(Excerpts from a layout annotation set)
----

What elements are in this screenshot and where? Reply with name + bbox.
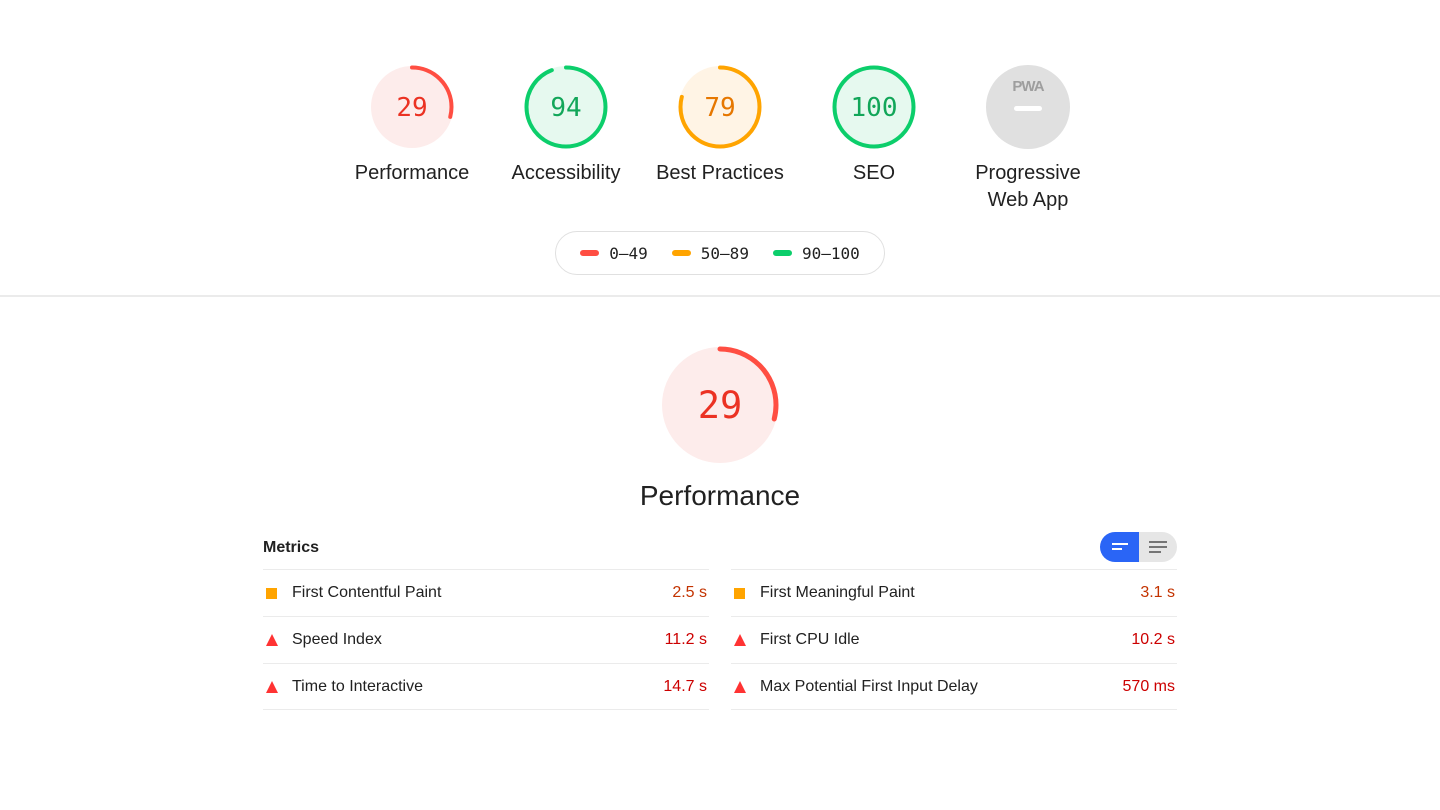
gauge-score: 100 [851,93,898,123]
gauge-ring-performance: 29 [370,65,454,149]
triangle-icon [266,680,278,693]
metric-name: First Contentful Paint [292,584,442,601]
performance-title: Performance [639,480,801,511]
metrics-heading: Metrics [263,539,320,556]
legend-item-fail: 0–49 [580,244,648,263]
metrics-column-right: First Meaningful Paint 3.1 s First CPU I… [731,569,1177,710]
gauge-ring-accessibility: 94 [524,65,608,149]
gauge-score: 29 [698,384,743,427]
gauge-pwa[interactable]: PWA Progressive Web App [951,62,1105,214]
gauge-label: SEO [852,162,896,184]
legend-pass-swatch [772,250,792,256]
metric-row: First CPU Idle 10.2 s [731,616,1177,663]
metric-name: First Meaningful Paint [760,584,915,601]
gauge-label: Performance [354,162,470,184]
gauge-score: 79 [704,93,735,123]
metric-value: 10.2 s [1131,631,1175,648]
metric-row: First Meaningful Paint 3.1 s [731,569,1177,616]
compact-view-icon [1111,543,1128,550]
gauge-performance[interactable]: 29 Performance [335,62,489,187]
performance-gauge-large: 29 [659,345,781,472]
square-icon [734,587,745,599]
legend-item-pass: 90–100 [772,243,860,263]
legend-average-swatch [671,250,691,256]
metric-row: Max Potential First Input Delay 570 ms [731,663,1177,710]
metric-value: 570 ms [1122,677,1175,695]
gauge-best-practices[interactable]: 79 Best Practices [643,62,797,187]
gauge-label: Accessibility [511,162,621,184]
legend-label: 90–100 [801,243,860,263]
metrics-column-left: First Contentful Paint 2.5 s Speed Index… [263,569,709,710]
score-legend: 0–49 50–89 90–100 [555,231,885,275]
gauge-accessibility[interactable]: 94 Accessibility [489,62,643,187]
gauge-ring-best-practices: 79 [678,65,762,149]
metric-name: Max Potential First Input Delay [760,677,978,695]
metric-name: Speed Index [292,631,382,648]
gauge-seo[interactable]: 100 SEO [797,62,951,187]
gauge-label: Progressive Web App [951,160,1105,214]
metric-value: 11.2 s [664,631,707,648]
gauge-ring-seo: 100 [832,65,916,149]
metric-value: 2.5 s [672,584,707,601]
legend-label: 0–49 [609,243,648,263]
metric-row: Time to Interactive 14.7 s [263,663,709,710]
gauge-label: Best Practices [656,162,784,184]
metric-value: 14.7 s [663,677,707,695]
triangle-icon [266,634,278,646]
gauge-score: 29 [396,93,427,123]
gauge-label-line2: Web App [987,189,1069,211]
gauge-score: 94 [550,93,581,123]
legend-fail-swatch [580,250,600,256]
metric-name: First CPU Idle [760,631,860,648]
expanded-view-icon [1149,541,1167,553]
legend-label: 50–89 [700,243,749,263]
square-icon [266,587,277,599]
expanded-view-button[interactable] [1139,532,1177,562]
section-divider [0,295,1440,297]
metric-value: 3.1 s [1140,584,1175,601]
pwa-badge: PWA [986,65,1070,149]
gauge-label-line1: Progressive [975,162,1081,184]
metric-row: First Contentful Paint 2.5 s [263,569,709,616]
compact-view-button[interactable] [1100,532,1139,562]
category-gauges: 29 Performance 94 Accessibility 79 Best … [0,62,1440,222]
gauge-ring-performance-large: 29 [661,346,779,464]
metric-row: Speed Index 11.2 s [263,616,709,663]
metric-name: Time to Interactive [292,677,424,695]
triangle-icon [734,634,746,646]
pwa-logo-icon: PWA [1012,78,1044,95]
triangle-icon [734,680,746,693]
metrics-view-toggle[interactable] [1100,532,1177,562]
pwa-dash-icon [1014,106,1042,111]
legend-item-average: 50–89 [671,243,749,263]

----

Written request » Return every line of all the records above verbatim, omitting the pictures.

Answer for the task »
What elements are in this screenshot and where? Reply with name + bbox.
gauge-score: 100 [851,93,898,123]
gauge-ring-performance: 29 [370,65,454,149]
triangle-icon [266,680,278,693]
metric-name: First Contentful Paint [292,584,442,601]
performance-title: Performance [639,480,801,511]
metrics-heading: Metrics [263,539,320,556]
legend-item-fail: 0–49 [580,244,648,263]
metrics-column-right: First Meaningful Paint 3.1 s First CPU I… [731,569,1177,710]
gauge-ring-accessibility: 94 [524,65,608,149]
gauge-score: 29 [698,384,743,427]
gauge-pwa[interactable]: PWA Progressive Web App [951,62,1105,214]
gauge-label: SEO [852,162,896,184]
legend-pass-swatch [772,250,792,256]
metric-row: First CPU Idle 10.2 s [731,616,1177,663]
metric-name: First Meaningful Paint [760,584,915,601]
gauge-label: Performance [354,162,470,184]
gauge-score: 79 [704,93,735,123]
metric-value: 10.2 s [1131,631,1175,648]
metric-row: First Meaningful Paint 3.1 s [731,569,1177,616]
compact-view-icon [1111,543,1128,550]
gauge-performance[interactable]: 29 Performance [335,62,489,187]
performance-gauge-large: 29 [659,345,781,472]
square-icon [734,587,745,599]
legend-item-pass: 90–100 [772,243,860,263]
legend-average-swatch [671,250,691,256]
metric-row: Max Potential First Input Delay 570 ms [731,663,1177,710]
metric-value: 570 ms [1122,677,1175,695]
gauge-best-practices[interactable]: 79 Best Practices [643,62,797,187]
gauge-label: Accessibility [511,162,621,184]
legend-label: 90–100 [801,243,860,263]
metrics-column-left: First Contentful Paint 2.5 s Speed Index… [263,569,709,710]
score-legend: 0–49 50–89 90–100 [555,231,885,275]
gauge-accessibility[interactable]: 94 Accessibility [489,62,643,187]
gauge-ring-best-practices: 79 [678,65,762,149]
metric-name: Max Potential First Input Delay [760,677,978,695]
metric-name: Speed Index [292,631,382,648]
gauge-seo[interactable]: 100 SEO [797,62,951,187]
gauge-label: Progressive Web App [951,160,1105,214]
metric-value: 11.2 s [664,631,707,648]
gauge-ring-seo: 100 [832,65,916,149]
metric-value: 2.5 s [672,584,707,601]
legend-label: 0–49 [609,243,648,263]
metric-row: Time to Interactive 14.7 s [263,663,709,710]
gauge-label: Best Practices [656,162,784,184]
metric-value: 14.7 s [663,677,707,695]
triangle-icon [266,634,278,646]
gauge-score: 29 [396,93,427,123]
gauge-label-line2: Web App [987,189,1069,211]
gauge-score: 94 [550,93,581,123]
legend-fail-swatch [580,250,600,256]
metric-name: First CPU Idle [760,631,860,648]
expanded-view-icon [1149,541,1167,553]
legend-label: 50–89 [700,243,749,263]
square-icon [266,587,277,599]
expanded-view-button[interactable] [1139,532,1177,562]
section-divider [0,295,1440,297]
metric-value: 3.1 s [1140,584,1175,601]
pwa-badge: PWA [986,65,1070,149]
gauge-label-line1: Progressive [975,162,1081,184]
metric-row: First Contentful Paint 2.5 s [263,569,709,616]
compact-view-button[interactable] [1100,532,1139,562]
category-gauges: 29 Performance 94 Accessibility 79 Best … [0,62,1440,222]
gauge-ring-performance-large: 29 [661,346,779,464]
metric-row: Speed Index 11.2 s [263,616,709,663]
metric-name: Time to Interactive [292,677,424,695]
triangle-icon [734,634,746,646]
pwa-logo-icon: PWA [1012,78,1044,95]
triangle-icon [734,680,746,693]
metrics-view-toggle[interactable] [1100,532,1177,562]
pwa-dash-icon [1014,106,1042,111]
legend-item-average: 50–89 [671,243,749,263]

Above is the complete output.